WHAT YOU NEED TO DO
Reproduce the share-based compensation text word for word, in full.

TEXT EXTRACT
Share-Based Compensation
     Effective November 1, 2006 (fiscal year 2007), we adopted the provisions of Statement of Financial Accounting Standards (“SFAS”) No. 123R, “Share-Based Payment.” SFAS No. 123R establishes GAAP for share-based awards issued for employee services. Under SFAS No. 123R, share-based compensation cost is measured at grant date, based on the fair value of the award, and is recognized as an expense over the employee’s requisite service period. We previously applied Accounting Principles Board (“APB”) Opinion No. 25, “Accounting for Stock Issued to Employees,” and related interpretations and provided the required pro forma disclosures of SFAS No. 123, “Accounting for Stock-Based Compensation.”

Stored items
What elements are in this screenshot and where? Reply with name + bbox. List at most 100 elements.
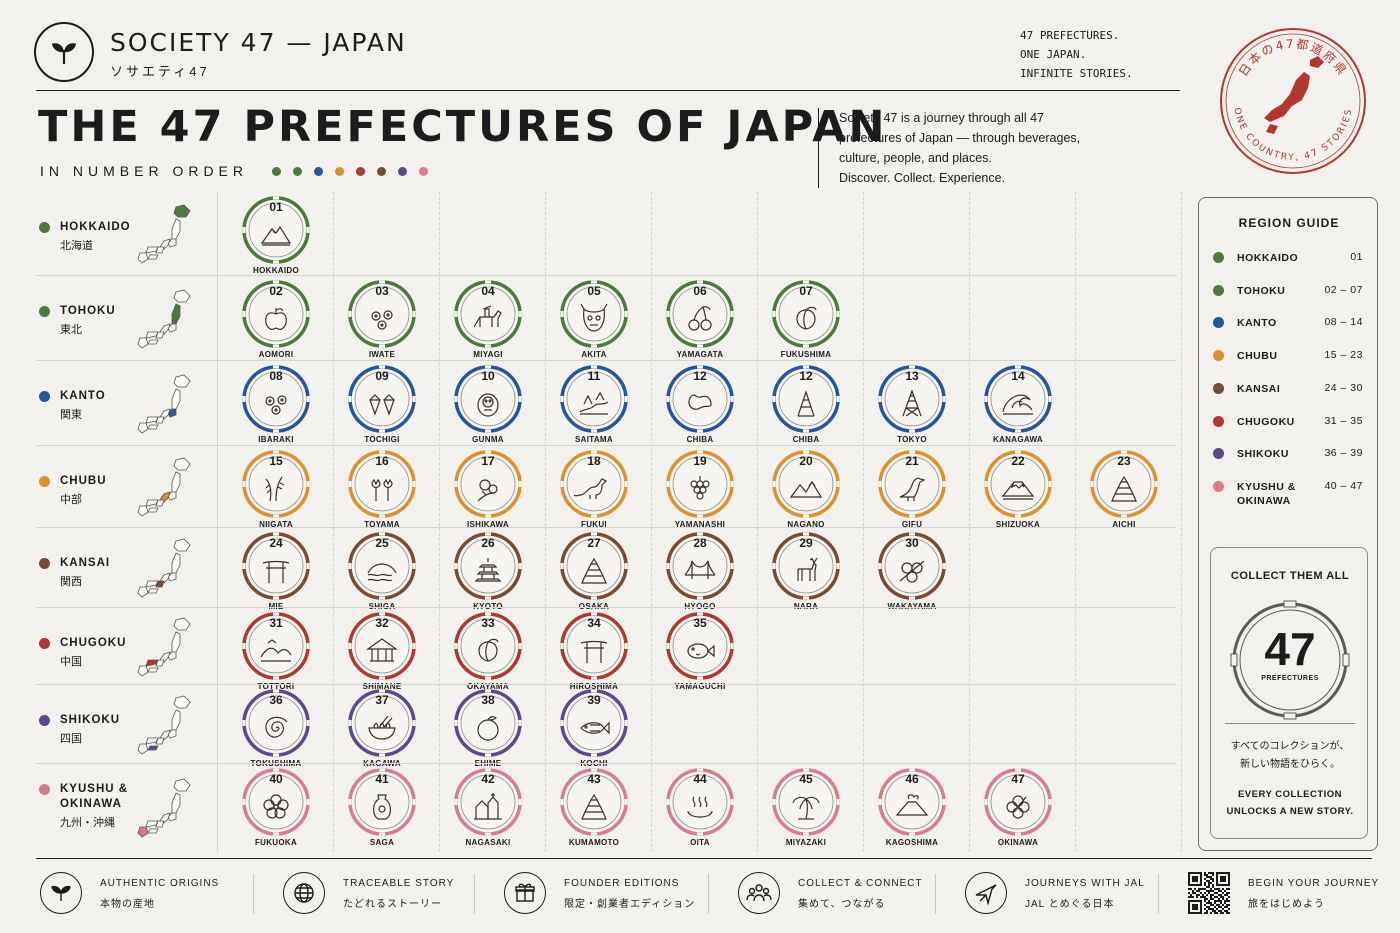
prefecture-badge[interactable]: 16 TOYAMA (345, 449, 419, 529)
prefecture-name: SHIMANE (362, 682, 402, 691)
feature-title: BEGIN YOUR JOURNEY (1248, 878, 1380, 889)
prefecture-badge[interactable]: 15 NIIGATA (239, 449, 313, 529)
color-dot (335, 166, 345, 176)
feature-item[interactable]: BEGIN YOUR JOURNEY 旅をはじめよう (1188, 870, 1398, 916)
prefecture-badge[interactable]: 05 AKITA (557, 279, 631, 359)
prefecture-badge[interactable]: 19 YAMANASHI (663, 449, 737, 529)
wave-icon (1002, 394, 1033, 415)
collect-count: 47 (1264, 623, 1316, 675)
prefecture-badge[interactable]: 47 OKINAWA (981, 767, 1055, 847)
row-divider (36, 360, 1176, 361)
prefecture-number: 45 (799, 772, 813, 786)
region-guide-range: 02 – 07 (1324, 284, 1363, 296)
prefecture-badge[interactable]: 14 KANAGAWA (981, 364, 1055, 444)
prefecture-name: SHIZUOKA (995, 520, 1041, 529)
prefecture-badge[interactable]: 21 GIFU (875, 449, 949, 529)
prefecture-badge[interactable]: 43 KUMAMOTO (557, 767, 631, 847)
intro-text: Society 47 is a journey through all 47 p… (818, 108, 1138, 188)
prefecture-badge[interactable]: 13 TOKYO (875, 364, 949, 444)
region-row-kyushu: KYUSHU & OKINAWA 九州・沖縄 40 FUKUOKA 41 SAGA 42 NA… (36, 764, 1176, 852)
prefecture-badge[interactable]: 09 TOCHIGI (345, 364, 419, 444)
prefecture-badge[interactable]: 17 ISHIKAWA (451, 449, 525, 529)
feature-separator (474, 874, 475, 914)
prefecture-name: KAGOSHIMA (885, 838, 939, 847)
prefecture-badge[interactable]: 36TOKUSHIMA (239, 688, 313, 768)
badge-ring (666, 280, 734, 348)
label-divider (217, 276, 218, 361)
prefecture-badge[interactable]: 24 MIE (239, 531, 313, 611)
region-guide-item: CHUBU 15 – 23 (1213, 349, 1363, 377)
region-label: HOKKAIDO 北海道 (36, 192, 216, 276)
feature-subtitle-jp: 旅をはじめよう (1248, 899, 1325, 910)
prefecture-badge[interactable]: 07 FUKUSHIMA (769, 279, 843, 359)
prefecture-number: 15 (269, 454, 283, 468)
prefecture-badge[interactable]: 01 HOKKAIDO (239, 195, 313, 275)
prefecture-badge[interactable]: 38EHIME (451, 688, 525, 768)
prefecture-badge[interactable]: 30 WAKAYAMA (875, 531, 949, 611)
prefecture-number: 17 (481, 454, 495, 468)
prefecture-badge[interactable]: 40 FUKUOKA (239, 767, 313, 847)
vase-icon (373, 794, 391, 820)
feature-separator (708, 874, 709, 914)
prefecture-badge[interactable]: 39KOCHI (557, 688, 631, 768)
collect-divider (1225, 723, 1355, 724)
prefecture-badge[interactable]: 02 AOMORI (239, 279, 313, 359)
prefecture-badge[interactable]: 27 OSAKA (557, 531, 631, 611)
prefecture-badge[interactable]: 12 CHIBA (663, 364, 737, 444)
prefecture-badge[interactable]: 41 SAGA (345, 767, 419, 847)
prefecture-badge[interactable]: 10 GUNMA (451, 364, 525, 444)
namahage-mask-icon (580, 303, 608, 332)
prefecture-name: AOMORI (258, 350, 294, 359)
prefecture-badge[interactable]: 32 SHIMANE (345, 611, 419, 691)
region-dot (39, 638, 50, 649)
region-name-jp: 中部 (60, 494, 82, 506)
prefecture-name: SHIGA (345, 602, 419, 611)
prefecture-badge[interactable]: 35 YAMAGUCHI (663, 611, 737, 691)
shrine-icon (366, 638, 398, 662)
prefecture-number: 18 (587, 454, 601, 468)
region-dot (1213, 448, 1224, 459)
prefecture-badge[interactable]: 42 NAGASAKI (451, 767, 525, 847)
prefecture-number: 24 (269, 536, 283, 550)
badge-ring (242, 450, 310, 518)
badge-ring (454, 612, 522, 680)
prefecture-badge[interactable]: 46 KAGOSHIMA (875, 767, 949, 847)
tulips-icon (371, 478, 393, 501)
prefecture-badge[interactable]: 22 SHIZUOKA (981, 449, 1055, 529)
fugu-icon (687, 643, 715, 659)
prefecture-badge[interactable]: 31 TOTTORI (239, 611, 313, 691)
label-divider (217, 685, 218, 764)
prefecture-badge[interactable]: 34 HIROSHIMA (557, 611, 631, 691)
prefecture-number: 28 (693, 536, 707, 550)
prefecture-badge[interactable]: 33 OKAYAMA (451, 611, 525, 691)
prefecture-badge[interactable]: 11 SAITAMA (557, 364, 631, 444)
qr-code-icon[interactable] (1188, 872, 1230, 914)
prefecture-name: KUMAMOTO (568, 838, 620, 847)
japan-map-icon (137, 374, 191, 434)
strawberries-icon (369, 394, 395, 416)
prefecture-number: 08 (269, 369, 283, 383)
prefecture-name: OKINAWA (997, 838, 1039, 847)
prefecture-badge[interactable]: 12 CHIBA (769, 364, 843, 444)
tokyo-tower-icon (902, 389, 922, 417)
samurai-horse-icon (473, 305, 502, 328)
prefecture-badge[interactable]: 28 HYOGO (663, 531, 737, 611)
prefecture-badge[interactable]: 06 YAMAGATA (663, 279, 737, 359)
prefecture-badge[interactable]: 03 IWATE (345, 279, 419, 359)
header-divider (36, 90, 1180, 91)
prefecture-badge[interactable]: 29 NARA (769, 531, 843, 611)
prefecture-badge[interactable]: 25 SHIGA (345, 531, 419, 611)
prefecture-badge[interactable]: 45 MIYAZAKI (769, 767, 843, 847)
flower-branch-icon (477, 479, 498, 502)
prefecture-badge[interactable]: 20 NAGANO (769, 449, 843, 529)
japan-map-icon (1264, 56, 1324, 134)
prefecture-number: 30 (905, 536, 919, 550)
prefecture-badge[interactable]: 37KAGAWA (345, 688, 419, 768)
prefecture-badge[interactable]: 26 KYOTO (451, 531, 525, 611)
prefecture-badge[interactable]: 44 OITA (663, 767, 737, 847)
prefecture-badge[interactable]: 08 IBARAKI (239, 364, 313, 444)
prefecture-badge[interactable]: 18 FUKUI (557, 449, 631, 529)
bonito-icon (580, 721, 610, 735)
prefecture-badge[interactable]: 23 AICHI (1087, 449, 1161, 529)
prefecture-badge[interactable]: 04 MIYAGI (451, 279, 525, 359)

OUTPUT OF THE TASK
Share-Based Compensation
     Effective November 1, 2006 (fiscal year 2007), we adopted the provisions of Statement of Financial Accounting Standards (“SFAS”) No. 123R, “Share-Based Payment.” SFAS No. 123R establishes GAAP for share-based awards issued for employee services. Under SFAS No. 123R, share-based compensation cost is measured at grant date, based on the fair value of the award, and is recognized as an expense over the employee’s requisite service period. We previously applied Accounting Principles Board (“APB”) Opinion No. 25, “Accounting for Stock Issued to Employees,” and related interpretations and provided the required pro forma disclosures of SFAS No. 123, “Accounting for Stock-Based Compensation.”